**Task to carry out:** Below is a set of records; print all of them exactly as written.

Figure content listings:
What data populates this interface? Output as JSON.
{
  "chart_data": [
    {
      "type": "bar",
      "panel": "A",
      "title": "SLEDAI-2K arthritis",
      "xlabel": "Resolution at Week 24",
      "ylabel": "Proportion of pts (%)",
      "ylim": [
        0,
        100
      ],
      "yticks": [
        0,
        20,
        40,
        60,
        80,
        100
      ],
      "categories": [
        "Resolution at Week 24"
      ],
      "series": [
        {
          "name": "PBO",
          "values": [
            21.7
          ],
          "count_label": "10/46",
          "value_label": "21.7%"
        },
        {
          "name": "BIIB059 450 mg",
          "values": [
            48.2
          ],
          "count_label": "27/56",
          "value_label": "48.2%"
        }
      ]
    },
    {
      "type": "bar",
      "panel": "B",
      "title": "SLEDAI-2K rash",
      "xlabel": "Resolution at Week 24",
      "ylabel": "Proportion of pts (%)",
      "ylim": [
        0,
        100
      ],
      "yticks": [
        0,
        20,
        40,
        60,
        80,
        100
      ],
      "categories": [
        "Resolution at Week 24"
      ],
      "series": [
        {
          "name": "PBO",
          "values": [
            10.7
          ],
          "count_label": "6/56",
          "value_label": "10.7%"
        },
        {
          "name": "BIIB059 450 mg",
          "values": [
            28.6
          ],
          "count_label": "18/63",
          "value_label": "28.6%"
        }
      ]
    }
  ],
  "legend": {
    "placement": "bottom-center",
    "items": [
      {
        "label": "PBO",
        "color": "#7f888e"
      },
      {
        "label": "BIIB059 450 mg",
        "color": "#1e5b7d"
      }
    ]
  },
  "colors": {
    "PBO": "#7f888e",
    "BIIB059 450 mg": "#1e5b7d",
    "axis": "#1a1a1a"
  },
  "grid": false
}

**Result:**
What data populates this interface? Output as JSON.
{
  "chart_data": [
    {
      "type": "bar",
      "panel": "A",
      "title": "SLEDAI-2K arthritis",
      "xlabel": "Resolution at Week 24",
      "ylabel": "Proportion of pts (%)",
      "ylim": [
        0,
        100
      ],
      "yticks": [
        0,
        20,
        40,
        60,
        80,
        100
      ],
      "categories": [
        "Resolution at Week 24"
      ],
      "series": [
        {
          "name": "PBO",
          "values": [
            21.7
          ],
          "count_label": "10/46",
          "value_label": "21.7%"
        },
        {
          "name": "BIIB059 450 mg",
          "values": [
            48.2
          ],
          "count_label": "27/56",
          "value_label": "48.2%"
        }
      ]
    },
    {
      "type": "bar",
      "panel": "B",
      "title": "SLEDAI-2K rash",
      "xlabel": "Resolution at Week 24",
      "ylabel": "Proportion of pts (%)",
      "ylim": [
        0,
        100
      ],
      "yticks": [
        0,
        20,
        40,
        60,
        80,
        100
      ],
      "categories": [
        "Resolution at Week 24"
      ],
      "series": [
        {
          "name": "PBO",
          "values": [
            10.7
          ],
          "count_label": "6/56",
          "value_label": "10.7%"
        },
        {
          "name": "BIIB059 450 mg",
          "values": [
            28.6
          ],
          "count_label": "18/63",
          "value_label": "28.6%"
        }
      ]
    }
  ],
  "legend": {
    "placement": "bottom-center",
    "items": [
      {
        "label": "PBO",
        "color": "#7f888e"
      },
      {
        "label": "BIIB059 450 mg",
        "color": "#1e5b7d"
      }
    ]
  },
  "colors": {
    "PBO": "#7f888e",
    "BIIB059 450 mg": "#1e5b7d",
    "axis": "#1a1a1a"
  },
  "grid": false
}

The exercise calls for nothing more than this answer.